Below are the records. Count the lines containing the string "JSON", and reply with the number alone.
• • • •
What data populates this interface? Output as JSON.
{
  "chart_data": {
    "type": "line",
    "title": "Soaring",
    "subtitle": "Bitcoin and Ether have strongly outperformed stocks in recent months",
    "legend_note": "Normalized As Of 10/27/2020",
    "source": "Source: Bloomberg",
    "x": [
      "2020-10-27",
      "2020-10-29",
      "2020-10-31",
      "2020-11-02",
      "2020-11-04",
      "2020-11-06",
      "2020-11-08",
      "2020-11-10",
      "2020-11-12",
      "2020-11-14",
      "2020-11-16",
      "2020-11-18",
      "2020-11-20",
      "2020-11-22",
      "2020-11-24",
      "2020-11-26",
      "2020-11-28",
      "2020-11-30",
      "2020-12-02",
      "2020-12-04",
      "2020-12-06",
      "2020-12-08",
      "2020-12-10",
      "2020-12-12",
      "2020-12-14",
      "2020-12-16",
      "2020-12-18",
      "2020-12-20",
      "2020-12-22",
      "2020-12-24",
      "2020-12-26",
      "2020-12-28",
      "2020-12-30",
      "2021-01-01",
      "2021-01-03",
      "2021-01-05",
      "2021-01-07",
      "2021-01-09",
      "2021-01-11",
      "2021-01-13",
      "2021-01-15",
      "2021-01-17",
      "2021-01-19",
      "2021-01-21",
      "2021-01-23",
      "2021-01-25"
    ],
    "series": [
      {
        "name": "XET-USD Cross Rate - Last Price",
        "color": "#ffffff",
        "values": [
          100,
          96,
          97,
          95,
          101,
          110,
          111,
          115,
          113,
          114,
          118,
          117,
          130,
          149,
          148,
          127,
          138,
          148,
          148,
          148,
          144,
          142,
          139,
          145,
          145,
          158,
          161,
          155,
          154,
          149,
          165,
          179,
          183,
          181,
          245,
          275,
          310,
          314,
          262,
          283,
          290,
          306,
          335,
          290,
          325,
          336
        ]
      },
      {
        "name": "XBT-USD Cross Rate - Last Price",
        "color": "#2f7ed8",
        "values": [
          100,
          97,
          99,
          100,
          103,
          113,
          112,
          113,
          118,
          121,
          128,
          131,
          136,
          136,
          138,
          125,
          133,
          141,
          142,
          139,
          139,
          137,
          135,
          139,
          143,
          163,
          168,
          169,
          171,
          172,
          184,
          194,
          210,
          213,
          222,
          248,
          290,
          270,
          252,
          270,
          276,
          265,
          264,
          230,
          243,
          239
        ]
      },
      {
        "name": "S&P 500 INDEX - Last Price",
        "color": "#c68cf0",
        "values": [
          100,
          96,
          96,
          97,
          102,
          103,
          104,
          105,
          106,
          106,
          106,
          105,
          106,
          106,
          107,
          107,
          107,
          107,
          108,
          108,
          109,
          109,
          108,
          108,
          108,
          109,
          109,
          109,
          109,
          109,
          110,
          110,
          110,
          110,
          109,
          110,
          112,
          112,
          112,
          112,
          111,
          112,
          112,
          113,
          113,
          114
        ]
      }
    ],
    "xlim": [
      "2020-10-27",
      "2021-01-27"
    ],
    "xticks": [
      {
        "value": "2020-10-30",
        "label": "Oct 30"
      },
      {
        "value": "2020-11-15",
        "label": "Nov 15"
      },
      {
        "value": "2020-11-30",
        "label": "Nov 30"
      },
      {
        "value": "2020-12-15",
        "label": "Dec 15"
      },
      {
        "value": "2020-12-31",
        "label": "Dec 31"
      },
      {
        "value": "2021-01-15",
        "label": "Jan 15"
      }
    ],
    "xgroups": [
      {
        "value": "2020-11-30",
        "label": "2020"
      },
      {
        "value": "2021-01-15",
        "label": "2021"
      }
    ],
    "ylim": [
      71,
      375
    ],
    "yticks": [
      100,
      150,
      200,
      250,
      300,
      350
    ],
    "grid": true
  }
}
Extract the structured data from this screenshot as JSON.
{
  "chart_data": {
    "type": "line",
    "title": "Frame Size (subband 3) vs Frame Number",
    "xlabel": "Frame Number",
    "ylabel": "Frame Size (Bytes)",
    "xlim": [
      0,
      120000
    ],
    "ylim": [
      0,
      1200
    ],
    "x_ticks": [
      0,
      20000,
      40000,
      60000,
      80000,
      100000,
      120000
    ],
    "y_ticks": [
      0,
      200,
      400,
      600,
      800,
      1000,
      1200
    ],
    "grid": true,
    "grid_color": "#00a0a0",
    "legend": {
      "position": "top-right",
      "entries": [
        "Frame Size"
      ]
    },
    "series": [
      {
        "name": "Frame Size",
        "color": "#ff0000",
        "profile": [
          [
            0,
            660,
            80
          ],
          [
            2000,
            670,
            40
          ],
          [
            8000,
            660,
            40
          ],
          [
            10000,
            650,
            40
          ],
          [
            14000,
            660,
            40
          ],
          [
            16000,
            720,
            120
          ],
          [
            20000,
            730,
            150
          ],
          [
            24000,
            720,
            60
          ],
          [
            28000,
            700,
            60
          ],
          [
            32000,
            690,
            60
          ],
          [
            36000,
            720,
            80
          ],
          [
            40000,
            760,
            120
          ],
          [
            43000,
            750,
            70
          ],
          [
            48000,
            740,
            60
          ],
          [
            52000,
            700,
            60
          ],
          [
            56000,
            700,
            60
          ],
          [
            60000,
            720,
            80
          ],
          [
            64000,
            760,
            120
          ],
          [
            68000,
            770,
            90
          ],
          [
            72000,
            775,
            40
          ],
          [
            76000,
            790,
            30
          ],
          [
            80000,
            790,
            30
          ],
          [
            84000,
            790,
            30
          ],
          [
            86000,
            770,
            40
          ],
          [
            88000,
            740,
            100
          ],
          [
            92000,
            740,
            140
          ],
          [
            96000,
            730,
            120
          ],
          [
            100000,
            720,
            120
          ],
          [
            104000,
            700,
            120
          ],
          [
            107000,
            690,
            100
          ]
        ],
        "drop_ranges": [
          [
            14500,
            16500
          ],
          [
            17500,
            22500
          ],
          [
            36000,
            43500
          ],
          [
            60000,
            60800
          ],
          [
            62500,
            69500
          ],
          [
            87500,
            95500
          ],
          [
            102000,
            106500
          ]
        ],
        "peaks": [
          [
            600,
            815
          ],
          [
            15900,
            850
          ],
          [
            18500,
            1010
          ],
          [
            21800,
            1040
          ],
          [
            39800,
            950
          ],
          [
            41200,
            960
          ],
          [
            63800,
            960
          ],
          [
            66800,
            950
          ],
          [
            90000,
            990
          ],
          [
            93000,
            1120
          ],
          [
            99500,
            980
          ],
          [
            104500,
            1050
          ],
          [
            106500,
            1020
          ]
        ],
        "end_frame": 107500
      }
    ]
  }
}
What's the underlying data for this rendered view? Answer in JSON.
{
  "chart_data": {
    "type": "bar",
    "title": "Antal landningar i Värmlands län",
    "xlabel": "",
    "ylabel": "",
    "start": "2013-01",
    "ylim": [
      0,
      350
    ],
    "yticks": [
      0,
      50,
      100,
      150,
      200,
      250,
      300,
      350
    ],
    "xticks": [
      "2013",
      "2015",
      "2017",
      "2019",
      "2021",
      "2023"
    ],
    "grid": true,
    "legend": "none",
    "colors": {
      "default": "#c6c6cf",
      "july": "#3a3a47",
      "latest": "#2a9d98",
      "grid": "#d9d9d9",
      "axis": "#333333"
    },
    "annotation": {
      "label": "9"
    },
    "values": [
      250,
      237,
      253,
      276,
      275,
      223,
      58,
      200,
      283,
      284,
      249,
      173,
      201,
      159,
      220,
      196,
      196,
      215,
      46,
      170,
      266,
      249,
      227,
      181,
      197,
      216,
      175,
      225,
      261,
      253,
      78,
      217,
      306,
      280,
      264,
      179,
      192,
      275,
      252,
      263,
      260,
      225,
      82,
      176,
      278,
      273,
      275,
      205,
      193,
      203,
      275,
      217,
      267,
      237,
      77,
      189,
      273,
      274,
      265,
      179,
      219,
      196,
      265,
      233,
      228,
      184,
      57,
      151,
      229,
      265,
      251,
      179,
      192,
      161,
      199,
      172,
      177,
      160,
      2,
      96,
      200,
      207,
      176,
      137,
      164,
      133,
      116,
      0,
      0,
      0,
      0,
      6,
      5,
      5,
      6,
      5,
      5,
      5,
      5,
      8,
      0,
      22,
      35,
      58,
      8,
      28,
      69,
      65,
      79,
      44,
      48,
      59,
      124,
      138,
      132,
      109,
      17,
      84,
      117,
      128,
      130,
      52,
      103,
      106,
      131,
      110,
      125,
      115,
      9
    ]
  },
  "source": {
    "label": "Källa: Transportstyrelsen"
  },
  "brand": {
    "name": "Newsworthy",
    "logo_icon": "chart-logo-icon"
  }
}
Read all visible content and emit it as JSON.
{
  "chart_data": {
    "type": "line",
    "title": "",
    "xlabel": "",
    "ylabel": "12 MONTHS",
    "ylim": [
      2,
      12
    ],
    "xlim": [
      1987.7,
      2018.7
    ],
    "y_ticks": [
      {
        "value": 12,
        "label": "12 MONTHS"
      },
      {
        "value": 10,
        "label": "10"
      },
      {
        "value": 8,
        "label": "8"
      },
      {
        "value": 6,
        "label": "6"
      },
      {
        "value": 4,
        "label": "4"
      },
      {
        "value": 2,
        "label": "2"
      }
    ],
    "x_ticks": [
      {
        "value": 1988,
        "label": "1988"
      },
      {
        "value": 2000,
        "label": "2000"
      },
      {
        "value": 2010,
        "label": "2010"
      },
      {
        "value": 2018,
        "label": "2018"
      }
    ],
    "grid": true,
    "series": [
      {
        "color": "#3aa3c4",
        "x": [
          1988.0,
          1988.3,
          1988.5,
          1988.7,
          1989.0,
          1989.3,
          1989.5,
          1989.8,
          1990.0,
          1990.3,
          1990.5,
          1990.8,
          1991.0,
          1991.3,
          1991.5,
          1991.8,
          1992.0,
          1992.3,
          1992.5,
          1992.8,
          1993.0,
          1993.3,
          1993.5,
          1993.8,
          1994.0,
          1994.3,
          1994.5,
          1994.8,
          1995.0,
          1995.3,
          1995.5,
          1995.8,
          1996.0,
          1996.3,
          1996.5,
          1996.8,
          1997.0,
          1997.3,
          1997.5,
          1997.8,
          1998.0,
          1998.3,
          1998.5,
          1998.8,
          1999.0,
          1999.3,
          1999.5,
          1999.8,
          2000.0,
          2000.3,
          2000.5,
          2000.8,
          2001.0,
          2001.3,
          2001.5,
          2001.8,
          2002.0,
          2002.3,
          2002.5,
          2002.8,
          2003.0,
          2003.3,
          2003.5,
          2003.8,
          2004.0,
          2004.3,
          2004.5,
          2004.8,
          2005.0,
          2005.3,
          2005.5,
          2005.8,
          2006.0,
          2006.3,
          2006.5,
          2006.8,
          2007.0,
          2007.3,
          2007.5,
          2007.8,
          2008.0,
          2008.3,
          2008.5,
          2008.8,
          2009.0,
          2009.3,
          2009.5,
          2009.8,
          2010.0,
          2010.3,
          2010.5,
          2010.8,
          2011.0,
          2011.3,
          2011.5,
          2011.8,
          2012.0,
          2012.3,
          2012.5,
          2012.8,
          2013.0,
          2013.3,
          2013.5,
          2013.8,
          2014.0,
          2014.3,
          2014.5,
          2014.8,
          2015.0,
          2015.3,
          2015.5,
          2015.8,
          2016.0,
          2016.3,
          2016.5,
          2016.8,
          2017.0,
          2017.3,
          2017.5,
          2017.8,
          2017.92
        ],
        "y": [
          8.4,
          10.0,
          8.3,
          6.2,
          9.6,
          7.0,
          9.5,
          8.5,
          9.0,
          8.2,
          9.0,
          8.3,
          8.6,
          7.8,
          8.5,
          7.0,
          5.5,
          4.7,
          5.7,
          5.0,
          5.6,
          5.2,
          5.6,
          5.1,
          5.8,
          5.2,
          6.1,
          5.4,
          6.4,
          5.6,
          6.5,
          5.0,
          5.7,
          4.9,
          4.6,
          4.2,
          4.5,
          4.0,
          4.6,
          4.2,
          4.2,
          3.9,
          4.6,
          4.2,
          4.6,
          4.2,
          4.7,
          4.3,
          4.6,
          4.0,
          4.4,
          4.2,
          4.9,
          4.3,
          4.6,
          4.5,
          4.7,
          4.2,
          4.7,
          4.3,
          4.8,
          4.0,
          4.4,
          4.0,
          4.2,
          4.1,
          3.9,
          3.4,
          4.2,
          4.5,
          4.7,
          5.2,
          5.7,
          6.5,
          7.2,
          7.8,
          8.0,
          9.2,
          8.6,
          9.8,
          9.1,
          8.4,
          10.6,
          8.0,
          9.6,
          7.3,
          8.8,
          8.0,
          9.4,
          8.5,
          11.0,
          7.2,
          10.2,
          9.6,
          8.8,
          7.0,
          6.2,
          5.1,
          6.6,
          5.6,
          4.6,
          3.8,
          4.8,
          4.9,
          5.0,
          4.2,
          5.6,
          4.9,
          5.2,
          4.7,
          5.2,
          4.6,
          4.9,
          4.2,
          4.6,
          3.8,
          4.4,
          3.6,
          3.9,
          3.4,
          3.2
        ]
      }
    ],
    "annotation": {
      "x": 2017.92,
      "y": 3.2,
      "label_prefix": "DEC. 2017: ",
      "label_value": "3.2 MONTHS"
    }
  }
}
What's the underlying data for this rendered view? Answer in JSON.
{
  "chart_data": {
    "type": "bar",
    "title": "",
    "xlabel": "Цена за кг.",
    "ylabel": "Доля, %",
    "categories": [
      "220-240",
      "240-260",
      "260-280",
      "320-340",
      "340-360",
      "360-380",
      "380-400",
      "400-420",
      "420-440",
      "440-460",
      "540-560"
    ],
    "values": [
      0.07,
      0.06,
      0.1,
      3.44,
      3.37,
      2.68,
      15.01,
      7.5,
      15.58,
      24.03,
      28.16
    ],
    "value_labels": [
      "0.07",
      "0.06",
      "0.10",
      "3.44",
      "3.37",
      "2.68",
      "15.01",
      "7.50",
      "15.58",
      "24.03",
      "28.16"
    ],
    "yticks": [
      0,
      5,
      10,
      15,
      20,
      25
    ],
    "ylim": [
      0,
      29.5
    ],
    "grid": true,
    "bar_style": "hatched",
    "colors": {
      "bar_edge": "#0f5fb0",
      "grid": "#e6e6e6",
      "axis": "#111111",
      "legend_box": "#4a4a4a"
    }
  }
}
• • • •
- _EXERCISE RESPONSE_:
5